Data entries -
* * *
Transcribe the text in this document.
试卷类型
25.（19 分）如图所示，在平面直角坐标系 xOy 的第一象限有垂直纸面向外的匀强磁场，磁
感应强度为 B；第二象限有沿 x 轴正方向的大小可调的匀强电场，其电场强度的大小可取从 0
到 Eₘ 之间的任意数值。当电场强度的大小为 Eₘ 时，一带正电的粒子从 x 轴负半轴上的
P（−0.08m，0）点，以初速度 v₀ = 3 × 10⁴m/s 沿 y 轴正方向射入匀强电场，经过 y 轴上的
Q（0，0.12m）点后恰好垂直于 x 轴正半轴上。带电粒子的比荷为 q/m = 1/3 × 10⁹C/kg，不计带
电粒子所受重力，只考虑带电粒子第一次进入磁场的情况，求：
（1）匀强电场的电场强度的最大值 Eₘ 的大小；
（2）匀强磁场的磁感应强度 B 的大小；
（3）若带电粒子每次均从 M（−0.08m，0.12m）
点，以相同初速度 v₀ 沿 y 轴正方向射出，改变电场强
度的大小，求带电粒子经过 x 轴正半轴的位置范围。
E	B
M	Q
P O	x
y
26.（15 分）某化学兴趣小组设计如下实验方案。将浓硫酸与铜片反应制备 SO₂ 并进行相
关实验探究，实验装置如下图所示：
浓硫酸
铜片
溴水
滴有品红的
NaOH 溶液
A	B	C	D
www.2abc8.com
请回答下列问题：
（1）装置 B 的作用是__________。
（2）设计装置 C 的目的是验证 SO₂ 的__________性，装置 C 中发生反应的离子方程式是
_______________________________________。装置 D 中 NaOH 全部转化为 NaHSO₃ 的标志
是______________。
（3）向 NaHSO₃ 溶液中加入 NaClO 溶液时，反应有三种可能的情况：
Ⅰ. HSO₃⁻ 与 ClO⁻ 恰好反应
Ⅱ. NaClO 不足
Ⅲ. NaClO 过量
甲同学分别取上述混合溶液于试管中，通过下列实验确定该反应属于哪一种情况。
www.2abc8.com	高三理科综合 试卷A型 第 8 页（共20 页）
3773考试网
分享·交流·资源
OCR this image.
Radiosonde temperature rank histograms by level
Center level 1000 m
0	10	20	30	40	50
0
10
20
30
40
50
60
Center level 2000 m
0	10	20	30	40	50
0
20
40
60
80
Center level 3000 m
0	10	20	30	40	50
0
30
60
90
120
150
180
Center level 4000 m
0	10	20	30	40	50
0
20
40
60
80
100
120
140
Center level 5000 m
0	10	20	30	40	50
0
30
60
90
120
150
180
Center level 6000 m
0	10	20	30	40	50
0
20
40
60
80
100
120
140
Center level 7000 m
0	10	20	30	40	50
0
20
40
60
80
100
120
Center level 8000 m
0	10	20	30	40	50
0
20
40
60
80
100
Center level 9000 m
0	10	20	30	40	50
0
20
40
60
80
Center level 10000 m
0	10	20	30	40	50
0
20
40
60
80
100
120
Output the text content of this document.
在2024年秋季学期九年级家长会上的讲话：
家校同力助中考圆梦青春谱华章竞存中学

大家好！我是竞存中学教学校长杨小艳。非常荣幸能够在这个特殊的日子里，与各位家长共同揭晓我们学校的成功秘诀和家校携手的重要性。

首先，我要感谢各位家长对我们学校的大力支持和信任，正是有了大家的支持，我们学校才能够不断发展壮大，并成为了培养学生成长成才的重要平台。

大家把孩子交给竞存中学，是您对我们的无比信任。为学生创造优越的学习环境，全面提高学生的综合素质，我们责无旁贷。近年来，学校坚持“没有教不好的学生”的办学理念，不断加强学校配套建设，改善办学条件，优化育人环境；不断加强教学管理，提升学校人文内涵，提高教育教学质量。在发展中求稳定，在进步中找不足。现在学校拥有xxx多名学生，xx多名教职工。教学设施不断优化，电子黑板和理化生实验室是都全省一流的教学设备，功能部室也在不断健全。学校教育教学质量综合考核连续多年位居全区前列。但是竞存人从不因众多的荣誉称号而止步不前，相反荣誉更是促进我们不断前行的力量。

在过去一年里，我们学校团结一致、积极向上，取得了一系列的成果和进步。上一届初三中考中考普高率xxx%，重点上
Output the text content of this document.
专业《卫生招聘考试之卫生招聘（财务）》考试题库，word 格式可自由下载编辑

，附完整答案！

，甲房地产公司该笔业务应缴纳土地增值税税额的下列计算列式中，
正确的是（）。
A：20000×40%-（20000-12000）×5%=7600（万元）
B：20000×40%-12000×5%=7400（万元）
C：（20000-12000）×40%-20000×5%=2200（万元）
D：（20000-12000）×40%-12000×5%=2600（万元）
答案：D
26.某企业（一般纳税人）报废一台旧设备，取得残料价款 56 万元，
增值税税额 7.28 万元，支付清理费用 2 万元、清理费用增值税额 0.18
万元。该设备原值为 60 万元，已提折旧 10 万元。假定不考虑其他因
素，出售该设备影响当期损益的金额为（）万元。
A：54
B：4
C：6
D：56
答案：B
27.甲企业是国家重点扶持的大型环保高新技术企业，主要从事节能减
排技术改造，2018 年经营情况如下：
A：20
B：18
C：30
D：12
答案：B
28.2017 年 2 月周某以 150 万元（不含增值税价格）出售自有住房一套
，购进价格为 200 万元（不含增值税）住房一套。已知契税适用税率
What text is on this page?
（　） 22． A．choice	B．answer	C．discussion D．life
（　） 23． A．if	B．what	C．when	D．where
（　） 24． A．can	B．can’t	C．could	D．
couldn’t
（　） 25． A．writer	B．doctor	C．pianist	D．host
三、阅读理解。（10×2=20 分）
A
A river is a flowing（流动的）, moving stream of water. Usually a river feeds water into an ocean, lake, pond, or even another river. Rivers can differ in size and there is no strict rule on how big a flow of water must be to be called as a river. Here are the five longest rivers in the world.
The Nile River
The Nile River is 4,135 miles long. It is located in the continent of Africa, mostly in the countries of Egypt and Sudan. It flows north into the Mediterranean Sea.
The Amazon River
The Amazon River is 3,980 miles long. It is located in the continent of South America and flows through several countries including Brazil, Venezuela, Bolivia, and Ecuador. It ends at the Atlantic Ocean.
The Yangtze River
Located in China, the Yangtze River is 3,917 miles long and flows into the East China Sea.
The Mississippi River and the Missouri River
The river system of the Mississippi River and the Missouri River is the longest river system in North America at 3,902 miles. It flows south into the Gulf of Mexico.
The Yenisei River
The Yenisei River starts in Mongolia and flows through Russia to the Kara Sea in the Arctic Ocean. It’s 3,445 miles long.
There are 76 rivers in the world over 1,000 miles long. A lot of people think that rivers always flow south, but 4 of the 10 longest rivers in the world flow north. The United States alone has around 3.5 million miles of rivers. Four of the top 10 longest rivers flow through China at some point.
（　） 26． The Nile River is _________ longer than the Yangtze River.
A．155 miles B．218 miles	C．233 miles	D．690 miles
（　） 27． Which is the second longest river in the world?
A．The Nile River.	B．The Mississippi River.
* * *
Given task -
Set every line of the listing down word for word.

Task answer -
Transcribe the text in this document.
试卷类型
25.（19 分）如图所示，在平面直角坐标系 xOy 的第一象限有垂直纸面向外的匀强磁场，磁
感应强度为 B；第二象限有沿 x 轴正方向的大小可调的匀强电场，其电场强度的大小可取从 0
到 Eₘ 之间的任意数值。当电场强度的大小为 Eₘ 时，一带正电的粒子从 x 轴负半轴上的
P（−0.08m，0）点，以初速度 v₀ = 3 × 10⁴m/s 沿 y 轴正方向射入匀强电场，经过 y 轴上的
Q（0，0.12m）点后恰好垂直于 x 轴正半轴上。带电粒子的比荷为 q/m = 1/3 × 10⁹C/kg，不计带
电粒子所受重力，只考虑带电粒子第一次进入磁场的情况，求：
（1）匀强电场的电场强度的最大值 Eₘ 的大小；
（2）匀强磁场的磁感应强度 B 的大小；
（3）若带电粒子每次均从 M（−0.08m，0.12m）
点，以相同初速度 v₀ 沿 y 轴正方向射出，改变电场强
度的大小，求带电粒子经过 x 轴正半轴的位置范围。
E	B
M	Q
P O	x
y
26.（15 分）某化学兴趣小组设计如下实验方案。将浓硫酸与铜片反应制备 SO₂ 并进行相
关实验探究，实验装置如下图所示：
浓硫酸
铜片
溴水
滴有品红的
NaOH 溶液
A	B	C	D
www.2abc8.com
请回答下列问题：
（1）装置 B 的作用是__________。
（2）设计装置 C 的目的是验证 SO₂ 的__________性，装置 C 中发生反应的离子方程式是
_______________________________________。装置 D 中 NaOH 全部转化为 NaHSO₃ 的标志
是______________。
（3）向 NaHSO₃ 溶液中加入 NaClO 溶液时，反应有三种可能的情况：
Ⅰ. HSO₃⁻ 与 ClO⁻ 恰好反应
Ⅱ. NaClO 不足
Ⅲ. NaClO 过量
甲同学分别取上述混合溶液于试管中，通过下列实验确定该反应属于哪一种情况。
www.2abc8.com	高三理科综合 试卷A型 第 8 页（共20 页）
3773考试网
分享·交流·资源
OCR this image.
Radiosonde temperature rank histograms by level
Center level 1000 m
0	10	20	30	40	50
0
10
20
30
40
50
60
Center level 2000 m
0	10	20	30	40	50
0
20
40
60
80
Center level 3000 m
0	10	20	30	40	50
0
30
60
90
120
150
180
Center level 4000 m
0	10	20	30	40	50
0
20
40
60
80
100
120
140
Center level 5000 m
0	10	20	30	40	50
0
30
60
90
120
150
180
Center level 6000 m
0	10	20	30	40	50
0
20
40
60
80
100
120
140
Center level 7000 m
0	10	20	30	40	50
0
20
40
60
80
100
120
Center level 8000 m
0	10	20	30	40	50
0
20
40
60
80
100
Center level 9000 m
0	10	20	30	40	50
0
20
40
60
80
Center level 10000 m
0	10	20	30	40	50
0
20
40
60
80
100
120
Output the text content of this document.
在2024年秋季学期九年级家长会上的讲话：
家校同力助中考圆梦青春谱华章竞存中学

大家好！我是竞存中学教学校长杨小艳。非常荣幸能够在这个特殊的日子里，与各位家长共同揭晓我们学校的成功秘诀和家校携手的重要性。

首先，我要感谢各位家长对我们学校的大力支持和信任，正是有了大家的支持，我们学校才能够不断发展壮大，并成为了培养学生成长成才的重要平台。

大家把孩子交给竞存中学，是您对我们的无比信任。为学生创造优越的学习环境，全面提高学生的综合素质，我们责无旁贷。近年来，学校坚持“没有教不好的学生”的办学理念，不断加强学校配套建设，改善办学条件，优化育人环境；不断加强教学管理，提升学校人文内涵，提高教育教学质量。在发展中求稳定，在进步中找不足。现在学校拥有xxx多名学生，xx多名教职工。教学设施不断优化，电子黑板和理化生实验室是都全省一流的教学设备，功能部室也在不断健全。学校教育教学质量综合考核连续多年位居全区前列。但是竞存人从不因众多的荣誉称号而止步不前，相反荣誉更是促进我们不断前行的力量。

在过去一年里，我们学校团结一致、积极向上，取得了一系列的成果和进步。上一届初三中考中考普高率xxx%，重点上
Output the text content of this document.
专业《卫生招聘考试之卫生招聘（财务）》考试题库，word 格式可自由下载编辑

，附完整答案！

，甲房地产公司该笔业务应缴纳土地增值税税额的下列计算列式中，
正确的是（）。
A：20000×40%-（20000-12000）×5%=7600（万元）
B：20000×40%-12000×5%=7400（万元）
C：（20000-12000）×40%-20000×5%=2200（万元）
D：（20000-12000）×40%-12000×5%=2600（万元）
答案：D
26.某企业（一般纳税人）报废一台旧设备，取得残料价款 56 万元，
增值税税额 7.28 万元，支付清理费用 2 万元、清理费用增值税额 0.18
万元。该设备原值为 60 万元，已提折旧 10 万元。假定不考虑其他因
素，出售该设备影响当期损益的金额为（）万元。
A：54
B：4
C：6
D：56
答案：B
27.甲企业是国家重点扶持的大型环保高新技术企业，主要从事节能减
排技术改造，2018 年经营情况如下：
A：20
B：18
C：30
D：12
答案：B
28.2017 年 2 月周某以 150 万元（不含增值税价格）出售自有住房一套
，购进价格为 200 万元（不含增值税）住房一套。已知契税适用税率
What text is on this page?
（　） 22． A．choice	B．answer	C．discussion D．life
（　） 23． A．if	B．what	C．when	D．where
（　） 24． A．can	B．can’t	C．could	D．
couldn’t
（　） 25． A．writer	B．doctor	C．pianist	D．host
三、阅读理解。（10×2=20 分）
A
A river is a flowing（流动的）, moving stream of water. Usually a river feeds water into an ocean, lake, pond, or even another river. Rivers can differ in size and there is no strict rule on how big a flow of water must be to be called as a river. Here are the five longest rivers in the world.
The Nile River
The Nile River is 4,135 miles long. It is located in the continent of Africa, mostly in the countries of Egypt and Sudan. It flows north into the Mediterranean Sea.
The Amazon River
The Amazon River is 3,980 miles long. It is located in the continent of South America and flows through several countries including Brazil, Venezuela, Bolivia, and Ecuador. It ends at the Atlantic Ocean.
The Yangtze River
Located in China, the Yangtze River is 3,917 miles long and flows into the East China Sea.
The Mississippi River and the Missouri River
The river system of the Mississippi River and the Missouri River is the longest river system in North America at 3,902 miles. It flows south into the Gulf of Mexico.
The Yenisei River
The Yenisei River starts in Mongolia and flows through Russia to the Kara Sea in the Arctic Ocean. It’s 3,445 miles long.
There are 76 rivers in the world over 1,000 miles long. A lot of people think that rivers always flow south, but 4 of the 10 longest rivers in the world flow north. The United States alone has around 3.5 million miles of rivers. Four of the top 10 longest rivers flow through China at some point.
（　） 26． The Nile River is _________ longer than the Yangtze River.
A．155 miles B．218 miles	C．233 miles	D．690 miles
（　） 27． Which is the second longest river in the world?
A．The Nile River.	B．The Mississippi River.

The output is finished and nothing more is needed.